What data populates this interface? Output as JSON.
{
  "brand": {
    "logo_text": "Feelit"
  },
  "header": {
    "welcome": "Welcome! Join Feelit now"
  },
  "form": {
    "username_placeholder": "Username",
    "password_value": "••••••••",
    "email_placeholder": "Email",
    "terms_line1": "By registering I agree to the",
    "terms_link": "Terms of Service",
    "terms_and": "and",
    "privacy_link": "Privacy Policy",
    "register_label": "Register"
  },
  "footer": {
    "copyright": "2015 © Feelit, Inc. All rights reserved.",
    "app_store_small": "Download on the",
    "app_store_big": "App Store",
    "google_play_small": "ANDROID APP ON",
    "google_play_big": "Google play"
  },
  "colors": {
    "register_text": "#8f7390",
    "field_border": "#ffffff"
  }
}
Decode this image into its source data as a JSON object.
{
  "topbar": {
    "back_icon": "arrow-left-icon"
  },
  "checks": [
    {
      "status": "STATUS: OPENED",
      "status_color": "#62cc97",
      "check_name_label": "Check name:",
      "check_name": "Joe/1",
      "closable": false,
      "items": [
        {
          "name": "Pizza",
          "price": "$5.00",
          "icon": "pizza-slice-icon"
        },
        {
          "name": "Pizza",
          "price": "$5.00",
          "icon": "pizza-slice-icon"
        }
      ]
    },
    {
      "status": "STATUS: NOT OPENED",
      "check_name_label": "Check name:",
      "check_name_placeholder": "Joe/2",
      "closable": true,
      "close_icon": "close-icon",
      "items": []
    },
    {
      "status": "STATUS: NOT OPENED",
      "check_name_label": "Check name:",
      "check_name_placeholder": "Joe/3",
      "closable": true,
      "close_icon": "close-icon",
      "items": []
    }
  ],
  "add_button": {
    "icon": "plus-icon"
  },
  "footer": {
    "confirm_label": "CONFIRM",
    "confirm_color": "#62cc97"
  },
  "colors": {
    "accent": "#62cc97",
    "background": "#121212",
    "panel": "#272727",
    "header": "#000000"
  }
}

---*---

GIVEN REQUEST → Exact copies of all the records are required.

CORRECT OUTPUT →
What data populates this interface? Output as JSON.
{
  "brand": {
    "logo_text": "Feelit"
  },
  "header": {
    "welcome": "Welcome! Join Feelit now"
  },
  "form": {
    "username_placeholder": "Username",
    "password_value": "••••••••",
    "email_placeholder": "Email",
    "terms_line1": "By registering I agree to the",
    "terms_link": "Terms of Service",
    "terms_and": "and",
    "privacy_link": "Privacy Policy",
    "register_label": "Register"
  },
  "footer": {
    "copyright": "2015 © Feelit, Inc. All rights reserved.",
    "app_store_small": "Download on the",
    "app_store_big": "App Store",
    "google_play_small": "ANDROID APP ON",
    "google_play_big": "Google play"
  },
  "colors": {
    "register_text": "#8f7390",
    "field_border": "#ffffff"
  }
}
Decode this image into its source data as a JSON object.
{
  "topbar": {
    "back_icon": "arrow-left-icon"
  },
  "checks": [
    {
      "status": "STATUS: OPENED",
      "status_color": "#62cc97",
      "check_name_label": "Check name:",
      "check_name": "Joe/1",
      "closable": false,
      "items": [
        {
          "name": "Pizza",
          "price": "$5.00",
          "icon": "pizza-slice-icon"
        },
        {
          "name": "Pizza",
          "price": "$5.00",
          "icon": "pizza-slice-icon"
        }
      ]
    },
    {
      "status": "STATUS: NOT OPENED",
      "check_name_label": "Check name:",
      "check_name_placeholder": "Joe/2",
      "closable": true,
      "close_icon": "close-icon",
      "items": []
    },
    {
      "status": "STATUS: NOT OPENED",
      "check_name_label": "Check name:",
      "check_name_placeholder": "Joe/3",
      "closable": true,
      "close_icon": "close-icon",
      "items": []
    }
  ],
  "add_button": {
    "icon": "plus-icon"
  },
  "footer": {
    "confirm_label": "CONFIRM",
    "confirm_color": "#62cc97"
  },
  "colors": {
    "accent": "#62cc97",
    "background": "#121212",
    "panel": "#272727",
    "header": "#000000"
  }
}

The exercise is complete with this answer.